**PAGE EXTRACT:**
● ● ● ●
Five elite football players from the same English Championship team agreed to participate in the user-testing study. The injured players (IP1, IP2, IP3, IP4 and IP5) were aged between 20 and 28 years (M = 23.4, SD = 3.21). IP1 and IP3 were recovering from knee injuries, IP4 and IP5 were recovering from ankle injuries, and IP2 was recovering from a quadricep injury at the time of testing [15].

Design

This exploratory research aims to assess the barriers and benefits of using VR technology to help rehabilitate injured players. Qualitative data will be collected through semi-structured interviews carried out with clinical staff and questionnaires [16] (adapted VRNQ; Kourtesis et al, 2019) administered to injured players. The methodology is comprised of two parts i) an initial phase of players and clinical staff using rehabilitation specific VR technology with injured elite footballers and ii) evaluating the technology through semi-structured interviews and questionnaires administered to staff and players, respectively.

VR Technology

The VR technology used was the MOVIR platform designed and developed by INCISIV Ltd. According to the product description, the platform has been designed from an affordance perspective where the VR games can be customised so they can be adapted to the user’s action capabilities (Awad et al, 2014) [1]. The games also use competitive game play as a key feature where game scores reflect the quality of movement captured by the movement controllers during game play (Whyatt et al, 2016) [27]. Scores are then presented on leader boards that compare the user’s previous scores to the current score and to that of other players.

The games used were called Ball Pop, Bounce & Catch, pick up & Throw and Standing Still (see figure 1). A description of each test and the respective rehabilitation goals are included in Table 1.

Figure 1: Images of the four games used with the elite footballers. The image presented top left illustrates the Ball Pop game, the image presented top right illustrates Bounce & Catch, the image bottom left indicates Pick up & Throw, and the bottom right image illustrates Standing Still.
● ● ● ●
[Document understanding data]
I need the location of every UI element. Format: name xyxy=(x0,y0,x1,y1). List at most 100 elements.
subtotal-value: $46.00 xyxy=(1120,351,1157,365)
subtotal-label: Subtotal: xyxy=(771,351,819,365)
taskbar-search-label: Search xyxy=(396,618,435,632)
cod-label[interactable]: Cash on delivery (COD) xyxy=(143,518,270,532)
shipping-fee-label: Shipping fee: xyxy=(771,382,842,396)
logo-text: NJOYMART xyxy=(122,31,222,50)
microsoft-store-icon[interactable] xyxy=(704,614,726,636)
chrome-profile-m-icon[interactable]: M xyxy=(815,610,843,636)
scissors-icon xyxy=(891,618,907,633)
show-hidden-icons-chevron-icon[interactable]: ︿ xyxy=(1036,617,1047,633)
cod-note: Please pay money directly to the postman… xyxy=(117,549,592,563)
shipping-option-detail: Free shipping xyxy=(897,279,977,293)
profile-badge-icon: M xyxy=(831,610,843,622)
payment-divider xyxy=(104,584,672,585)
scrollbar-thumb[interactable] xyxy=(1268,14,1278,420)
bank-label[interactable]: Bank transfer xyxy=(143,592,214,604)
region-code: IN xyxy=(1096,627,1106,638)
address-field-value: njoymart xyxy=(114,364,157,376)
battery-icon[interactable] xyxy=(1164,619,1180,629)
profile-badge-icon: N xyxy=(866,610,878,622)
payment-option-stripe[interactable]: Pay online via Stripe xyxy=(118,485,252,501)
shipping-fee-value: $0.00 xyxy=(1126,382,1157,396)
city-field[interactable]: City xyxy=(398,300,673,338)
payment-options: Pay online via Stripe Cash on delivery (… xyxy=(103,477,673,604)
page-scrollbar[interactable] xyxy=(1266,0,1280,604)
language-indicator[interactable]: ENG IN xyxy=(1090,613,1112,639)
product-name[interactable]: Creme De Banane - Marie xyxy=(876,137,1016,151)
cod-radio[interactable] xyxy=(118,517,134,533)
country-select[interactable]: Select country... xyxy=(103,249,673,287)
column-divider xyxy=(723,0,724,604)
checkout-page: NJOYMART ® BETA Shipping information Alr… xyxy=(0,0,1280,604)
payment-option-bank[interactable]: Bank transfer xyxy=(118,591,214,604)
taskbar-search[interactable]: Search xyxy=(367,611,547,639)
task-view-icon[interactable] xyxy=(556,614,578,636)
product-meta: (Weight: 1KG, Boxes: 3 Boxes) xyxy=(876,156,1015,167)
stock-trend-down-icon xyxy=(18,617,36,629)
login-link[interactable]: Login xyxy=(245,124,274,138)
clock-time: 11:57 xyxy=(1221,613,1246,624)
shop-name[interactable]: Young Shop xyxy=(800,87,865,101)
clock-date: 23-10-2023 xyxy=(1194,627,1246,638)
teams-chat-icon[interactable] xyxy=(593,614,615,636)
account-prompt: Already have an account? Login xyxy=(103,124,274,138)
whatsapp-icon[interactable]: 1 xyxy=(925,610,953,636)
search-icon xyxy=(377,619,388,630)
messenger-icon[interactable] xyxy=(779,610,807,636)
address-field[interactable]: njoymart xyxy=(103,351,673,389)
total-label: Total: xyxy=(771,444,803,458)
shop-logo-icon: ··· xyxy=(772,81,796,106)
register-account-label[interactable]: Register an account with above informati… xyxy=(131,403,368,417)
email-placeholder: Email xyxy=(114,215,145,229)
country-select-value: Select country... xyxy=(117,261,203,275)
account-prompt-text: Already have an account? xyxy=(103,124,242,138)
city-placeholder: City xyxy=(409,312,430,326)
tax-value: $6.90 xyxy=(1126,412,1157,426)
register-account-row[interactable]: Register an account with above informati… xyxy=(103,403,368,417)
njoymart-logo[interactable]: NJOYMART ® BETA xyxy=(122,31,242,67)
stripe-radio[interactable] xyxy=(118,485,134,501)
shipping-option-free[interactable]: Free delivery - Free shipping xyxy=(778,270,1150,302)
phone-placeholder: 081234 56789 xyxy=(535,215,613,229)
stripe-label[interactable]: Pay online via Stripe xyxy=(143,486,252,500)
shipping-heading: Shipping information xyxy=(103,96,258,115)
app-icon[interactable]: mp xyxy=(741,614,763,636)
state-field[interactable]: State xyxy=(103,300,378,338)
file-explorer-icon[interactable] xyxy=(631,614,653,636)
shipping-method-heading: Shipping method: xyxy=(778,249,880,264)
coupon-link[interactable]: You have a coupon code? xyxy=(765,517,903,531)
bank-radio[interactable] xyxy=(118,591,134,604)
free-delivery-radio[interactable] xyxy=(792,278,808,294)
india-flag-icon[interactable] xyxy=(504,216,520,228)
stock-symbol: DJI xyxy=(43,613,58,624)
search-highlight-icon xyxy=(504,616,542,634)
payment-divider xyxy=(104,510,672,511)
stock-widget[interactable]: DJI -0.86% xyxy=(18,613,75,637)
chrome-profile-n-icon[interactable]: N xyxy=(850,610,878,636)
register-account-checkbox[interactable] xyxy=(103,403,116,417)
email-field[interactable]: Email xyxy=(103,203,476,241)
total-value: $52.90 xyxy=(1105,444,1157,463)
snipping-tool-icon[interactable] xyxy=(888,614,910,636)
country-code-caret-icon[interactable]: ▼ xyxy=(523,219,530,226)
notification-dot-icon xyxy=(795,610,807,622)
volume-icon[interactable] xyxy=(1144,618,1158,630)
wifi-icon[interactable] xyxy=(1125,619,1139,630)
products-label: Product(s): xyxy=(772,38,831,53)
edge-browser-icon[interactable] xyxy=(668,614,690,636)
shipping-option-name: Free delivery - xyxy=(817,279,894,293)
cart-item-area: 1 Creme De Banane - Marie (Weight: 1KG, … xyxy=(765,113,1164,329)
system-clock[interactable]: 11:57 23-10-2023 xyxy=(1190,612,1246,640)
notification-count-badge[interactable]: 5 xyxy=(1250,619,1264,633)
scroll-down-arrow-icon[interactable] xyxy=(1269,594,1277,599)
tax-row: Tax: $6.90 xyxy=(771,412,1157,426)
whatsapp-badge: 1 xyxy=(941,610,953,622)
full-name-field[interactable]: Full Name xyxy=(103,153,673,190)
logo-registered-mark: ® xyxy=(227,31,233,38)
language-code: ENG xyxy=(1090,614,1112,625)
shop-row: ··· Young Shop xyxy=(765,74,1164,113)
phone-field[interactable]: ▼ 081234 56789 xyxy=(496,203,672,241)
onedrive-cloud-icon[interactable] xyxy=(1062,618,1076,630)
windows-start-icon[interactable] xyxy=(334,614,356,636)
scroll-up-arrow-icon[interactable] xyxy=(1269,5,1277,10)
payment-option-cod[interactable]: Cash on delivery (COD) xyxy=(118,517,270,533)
● ● ● ●
**WHAT YOU WILL DO:**
a – In the VR rehabilitation study text, what injury was IP2 recovering from at the time of testing?
b – Translate this sentence from the VR rehabilitation study text into Spanish: "Scores are then presented on leader boards that compare the user’s previous scores to the current score and to that of other players."

**WRITTEN ANSWERS:**
a – A quadricep injury.

b – Luego, las puntuaciones se presentan en tablas de clasificación que comparan las puntuaciones anteriores del usuario con la puntuación actual y con la de otros jugadores.